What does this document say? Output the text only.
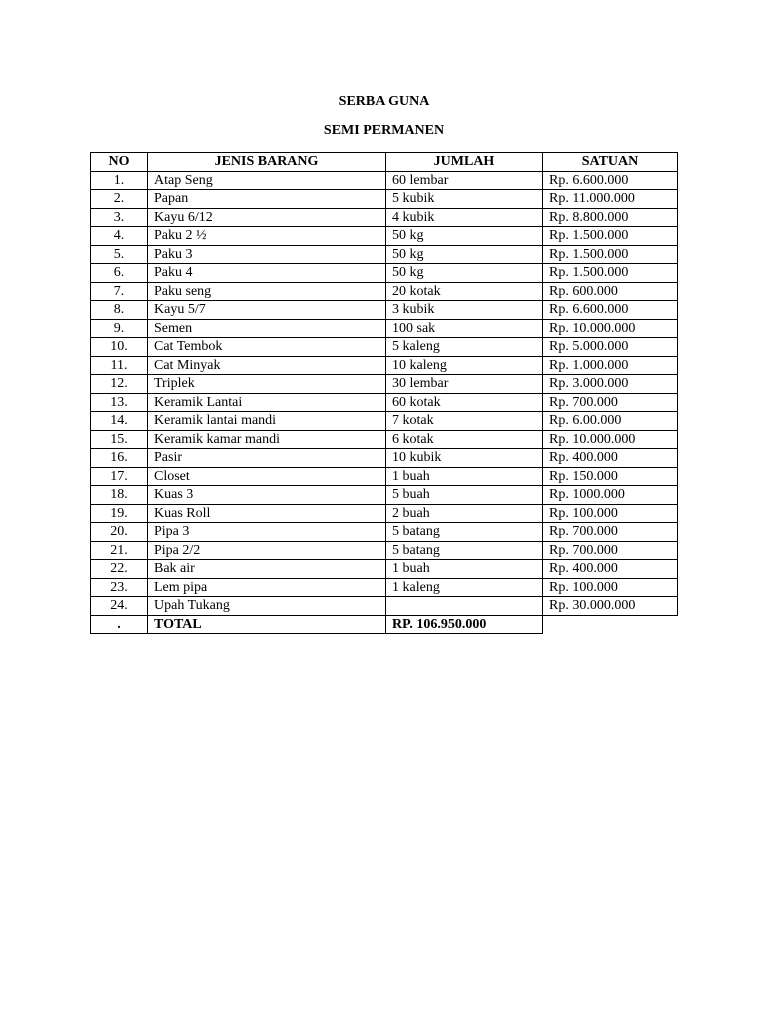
SERBA GUNA
SEMI PERMANEN
NO	JENIS BARANG	JUMLAH	SATUAN
1.	Atap Seng	60 lembar	Rp. 6.600.000
2.	Papan	5 kubik	Rp. 11.000.000
3.	Kayu 6/12	4 kubik	Rp. 8.800.000
4.	Paku 2 ½	50 kg	Rp. 1.500.000
5.	Paku 3	50 kg	Rp. 1.500.000
6.	Paku 4	50 kg	Rp. 1.500.000
7.	Paku seng	20 kotak	Rp. 600.000
8.	Kayu 5/7	3 kubik	Rp. 6.600.000
9.	Semen	100 sak	Rp. 10.000.000
10.	Cat Tembok	5 kaleng	Rp. 5.000.000
11.	Cat Minyak	10 kaleng	Rp. 1.000.000
12.	Triplek	30 lembar	Rp. 3.000.000
13.	Keramik Lantai	60 kotak	Rp. 700.000
14.	Keramik lantai mandi	7 kotak	Rp. 6.00.000
15.	Keramik kamar mandi	6 kotak	Rp. 10.000.000
16.	Pasir	10 kubik	Rp. 400.000
17.	Closet	1 buah	Rp. 150.000
18.	Kuas 3	5 buah	Rp. 1000.000
19.	Kuas Roll	2 buah	Rp. 100.000
20.	Pipa 3	5 batang	Rp. 700.000
21.	Pipa 2/2	5 batang	Rp. 700.000
22.	Bak air	1 buah	Rp. 400.000
23.	Lem pipa	1 kaleng	Rp. 100.000
24.	Upah Tukang		Rp. 30.000.000
.	TOTAL	RP. 106.950.000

- - -

Goal of the exercise: Go through the data above and transcribe it in full, omitting any image.

Result for this task:
What does this document say? Output the text only.
SERBA GUNA
SEMI PERMANEN
NO	JENIS BARANG	JUMLAH	SATUAN
1.	Atap Seng	60 lembar	Rp. 6.600.000
2.	Papan	5 kubik	Rp. 11.000.000
3.	Kayu 6/12	4 kubik	Rp. 8.800.000
4.	Paku 2 ½	50 kg	Rp. 1.500.000
5.	Paku 3	50 kg	Rp. 1.500.000
6.	Paku 4	50 kg	Rp. 1.500.000
7.	Paku seng	20 kotak	Rp. 600.000
8.	Kayu 5/7	3 kubik	Rp. 6.600.000
9.	Semen	100 sak	Rp. 10.000.000
10.	Cat Tembok	5 kaleng	Rp. 5.000.000
11.	Cat Minyak	10 kaleng	Rp. 1.000.000
12.	Triplek	30 lembar	Rp. 3.000.000
13.	Keramik Lantai	60 kotak	Rp. 700.000
14.	Keramik lantai mandi	7 kotak	Rp. 6.00.000
15.	Keramik kamar mandi	6 kotak	Rp. 10.000.000
16.	Pasir	10 kubik	Rp. 400.000
17.	Closet	1 buah	Rp. 150.000
18.	Kuas 3	5 buah	Rp. 1000.000
19.	Kuas Roll	2 buah	Rp. 100.000
20.	Pipa 3	5 batang	Rp. 700.000
21.	Pipa 2/2	5 batang	Rp. 700.000
22.	Bak air	1 buah	Rp. 400.000
23.	Lem pipa	1 kaleng	Rp. 100.000
24.	Upah Tukang		Rp. 30.000.000
.	TOTAL	RP. 106.950.000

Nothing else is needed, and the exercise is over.